WRITTEN TASK
Copy out each line of the data holding "AISI".

-------- DATA FOR PROCESSING

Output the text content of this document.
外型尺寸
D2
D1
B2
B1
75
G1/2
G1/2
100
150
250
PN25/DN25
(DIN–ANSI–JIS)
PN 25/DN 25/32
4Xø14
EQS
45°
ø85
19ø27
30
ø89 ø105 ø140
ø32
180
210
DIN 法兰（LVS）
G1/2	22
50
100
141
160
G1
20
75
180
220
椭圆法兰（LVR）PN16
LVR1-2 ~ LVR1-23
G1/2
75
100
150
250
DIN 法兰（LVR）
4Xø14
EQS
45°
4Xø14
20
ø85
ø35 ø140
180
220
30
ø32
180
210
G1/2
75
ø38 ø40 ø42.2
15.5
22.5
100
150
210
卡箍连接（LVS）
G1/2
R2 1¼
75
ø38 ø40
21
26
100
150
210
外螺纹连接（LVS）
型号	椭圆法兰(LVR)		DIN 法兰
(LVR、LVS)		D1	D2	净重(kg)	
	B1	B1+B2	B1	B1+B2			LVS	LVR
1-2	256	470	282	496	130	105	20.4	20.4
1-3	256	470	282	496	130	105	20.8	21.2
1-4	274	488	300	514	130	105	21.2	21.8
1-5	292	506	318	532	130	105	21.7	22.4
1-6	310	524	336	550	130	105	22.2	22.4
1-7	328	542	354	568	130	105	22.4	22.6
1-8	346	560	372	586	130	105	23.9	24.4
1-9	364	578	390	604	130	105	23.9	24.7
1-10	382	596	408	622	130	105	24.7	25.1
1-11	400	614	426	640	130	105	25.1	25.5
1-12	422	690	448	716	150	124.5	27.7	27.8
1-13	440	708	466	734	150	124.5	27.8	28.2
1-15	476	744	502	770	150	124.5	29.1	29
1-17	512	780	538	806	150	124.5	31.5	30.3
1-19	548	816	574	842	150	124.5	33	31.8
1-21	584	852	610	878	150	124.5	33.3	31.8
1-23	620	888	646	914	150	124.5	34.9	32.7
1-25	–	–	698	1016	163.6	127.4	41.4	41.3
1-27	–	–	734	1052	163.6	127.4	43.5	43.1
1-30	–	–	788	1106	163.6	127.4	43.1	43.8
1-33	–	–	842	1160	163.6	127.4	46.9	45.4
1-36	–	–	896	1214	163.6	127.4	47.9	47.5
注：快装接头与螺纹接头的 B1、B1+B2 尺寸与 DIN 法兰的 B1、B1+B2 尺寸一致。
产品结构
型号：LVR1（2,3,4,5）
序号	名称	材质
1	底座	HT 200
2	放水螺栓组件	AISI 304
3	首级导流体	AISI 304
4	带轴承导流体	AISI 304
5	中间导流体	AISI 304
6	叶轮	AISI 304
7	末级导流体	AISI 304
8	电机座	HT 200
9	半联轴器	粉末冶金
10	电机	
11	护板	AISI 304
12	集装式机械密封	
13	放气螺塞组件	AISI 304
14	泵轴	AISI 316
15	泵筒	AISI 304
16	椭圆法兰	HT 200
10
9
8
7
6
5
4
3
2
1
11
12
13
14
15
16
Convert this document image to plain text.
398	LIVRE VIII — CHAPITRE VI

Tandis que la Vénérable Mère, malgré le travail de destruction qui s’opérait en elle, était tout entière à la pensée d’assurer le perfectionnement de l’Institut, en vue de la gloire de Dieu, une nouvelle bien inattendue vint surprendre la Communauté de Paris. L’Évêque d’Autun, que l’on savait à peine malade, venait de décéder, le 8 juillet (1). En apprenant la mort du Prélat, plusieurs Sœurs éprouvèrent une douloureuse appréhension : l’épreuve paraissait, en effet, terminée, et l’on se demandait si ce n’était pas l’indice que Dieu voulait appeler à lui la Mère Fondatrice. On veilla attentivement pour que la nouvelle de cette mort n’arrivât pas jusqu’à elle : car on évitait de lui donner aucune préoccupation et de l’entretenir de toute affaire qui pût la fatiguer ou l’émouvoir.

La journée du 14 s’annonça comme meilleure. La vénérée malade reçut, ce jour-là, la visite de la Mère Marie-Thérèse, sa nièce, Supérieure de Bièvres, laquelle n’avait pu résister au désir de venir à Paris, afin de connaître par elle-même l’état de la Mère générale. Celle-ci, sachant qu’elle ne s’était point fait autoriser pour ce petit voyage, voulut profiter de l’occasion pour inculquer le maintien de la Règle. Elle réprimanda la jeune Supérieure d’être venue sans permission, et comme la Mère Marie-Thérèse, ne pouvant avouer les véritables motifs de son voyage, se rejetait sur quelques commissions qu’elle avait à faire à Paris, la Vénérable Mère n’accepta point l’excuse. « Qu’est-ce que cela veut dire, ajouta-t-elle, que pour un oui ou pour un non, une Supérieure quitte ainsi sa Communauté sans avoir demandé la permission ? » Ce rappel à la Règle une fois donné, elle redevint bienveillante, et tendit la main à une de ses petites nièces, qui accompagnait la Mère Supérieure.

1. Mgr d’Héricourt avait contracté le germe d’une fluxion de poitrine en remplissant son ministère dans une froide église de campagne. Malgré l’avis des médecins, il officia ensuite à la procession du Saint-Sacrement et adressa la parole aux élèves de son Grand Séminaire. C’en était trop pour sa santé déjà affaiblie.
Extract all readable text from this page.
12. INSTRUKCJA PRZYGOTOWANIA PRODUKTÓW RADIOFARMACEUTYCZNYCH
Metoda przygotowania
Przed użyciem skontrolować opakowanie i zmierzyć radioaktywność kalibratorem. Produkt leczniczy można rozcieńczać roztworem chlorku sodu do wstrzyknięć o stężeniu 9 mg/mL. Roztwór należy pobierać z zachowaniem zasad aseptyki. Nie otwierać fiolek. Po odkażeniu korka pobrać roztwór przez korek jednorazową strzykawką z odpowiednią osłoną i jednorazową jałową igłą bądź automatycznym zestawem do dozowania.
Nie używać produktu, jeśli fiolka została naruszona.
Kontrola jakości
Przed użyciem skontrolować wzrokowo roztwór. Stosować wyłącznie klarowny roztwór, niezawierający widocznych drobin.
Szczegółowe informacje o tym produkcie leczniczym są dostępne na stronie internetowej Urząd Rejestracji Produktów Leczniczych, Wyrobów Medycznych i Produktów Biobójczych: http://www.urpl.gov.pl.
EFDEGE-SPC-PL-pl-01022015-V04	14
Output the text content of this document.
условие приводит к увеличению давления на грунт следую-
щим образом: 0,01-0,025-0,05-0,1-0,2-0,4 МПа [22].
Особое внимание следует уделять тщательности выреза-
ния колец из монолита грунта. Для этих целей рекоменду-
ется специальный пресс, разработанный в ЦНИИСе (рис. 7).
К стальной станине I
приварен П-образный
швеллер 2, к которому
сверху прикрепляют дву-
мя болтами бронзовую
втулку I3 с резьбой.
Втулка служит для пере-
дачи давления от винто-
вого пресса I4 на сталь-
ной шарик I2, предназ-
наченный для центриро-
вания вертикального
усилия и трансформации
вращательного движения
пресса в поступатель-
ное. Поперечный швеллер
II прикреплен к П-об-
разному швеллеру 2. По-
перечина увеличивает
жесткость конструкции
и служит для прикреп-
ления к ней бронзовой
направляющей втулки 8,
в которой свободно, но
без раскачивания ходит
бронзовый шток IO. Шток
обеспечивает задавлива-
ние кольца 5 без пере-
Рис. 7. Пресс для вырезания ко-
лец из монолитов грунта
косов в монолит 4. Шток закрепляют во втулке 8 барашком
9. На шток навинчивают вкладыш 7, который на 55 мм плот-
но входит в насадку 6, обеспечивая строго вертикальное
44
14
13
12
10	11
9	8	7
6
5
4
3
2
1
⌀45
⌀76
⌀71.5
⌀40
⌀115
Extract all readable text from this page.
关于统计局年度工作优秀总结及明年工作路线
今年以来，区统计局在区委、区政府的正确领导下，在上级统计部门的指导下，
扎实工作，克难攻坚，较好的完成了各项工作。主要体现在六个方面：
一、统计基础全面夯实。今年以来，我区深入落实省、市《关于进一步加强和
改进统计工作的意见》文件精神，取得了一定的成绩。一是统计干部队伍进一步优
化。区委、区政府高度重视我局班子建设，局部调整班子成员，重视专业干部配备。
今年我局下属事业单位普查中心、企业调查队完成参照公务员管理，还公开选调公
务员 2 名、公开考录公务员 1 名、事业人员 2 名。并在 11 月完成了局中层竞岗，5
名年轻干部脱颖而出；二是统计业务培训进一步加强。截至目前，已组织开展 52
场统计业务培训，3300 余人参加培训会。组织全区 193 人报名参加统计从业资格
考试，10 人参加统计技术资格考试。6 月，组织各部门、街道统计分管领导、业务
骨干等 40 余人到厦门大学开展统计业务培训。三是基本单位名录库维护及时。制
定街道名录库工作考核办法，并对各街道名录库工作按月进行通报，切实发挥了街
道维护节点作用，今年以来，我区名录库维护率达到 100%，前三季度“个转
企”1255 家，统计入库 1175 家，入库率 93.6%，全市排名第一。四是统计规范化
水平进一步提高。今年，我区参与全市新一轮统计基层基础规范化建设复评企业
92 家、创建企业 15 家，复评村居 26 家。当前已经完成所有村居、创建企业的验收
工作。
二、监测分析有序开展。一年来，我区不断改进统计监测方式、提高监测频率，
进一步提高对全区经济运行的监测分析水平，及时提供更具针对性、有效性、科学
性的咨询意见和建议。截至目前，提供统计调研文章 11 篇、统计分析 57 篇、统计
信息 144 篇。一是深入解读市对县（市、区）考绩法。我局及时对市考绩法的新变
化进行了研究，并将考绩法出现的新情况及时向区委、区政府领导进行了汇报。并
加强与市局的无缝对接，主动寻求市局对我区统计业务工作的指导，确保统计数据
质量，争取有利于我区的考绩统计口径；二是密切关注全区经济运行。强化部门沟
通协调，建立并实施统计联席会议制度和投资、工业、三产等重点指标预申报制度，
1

----------------

ANSWER TO THIS EXERCISE
2	放水螺栓组件	AISI 304
3	首级导流体	AISI 304
4	带轴承导流体	AISI 304
5	中间导流体	AISI 304
6	叶轮	AISI 304
7	末级导流体	AISI 304
11	护板	AISI 304
13	放气螺塞组件	AISI 304
14	泵轴	AISI 316
15	泵筒	AISI 304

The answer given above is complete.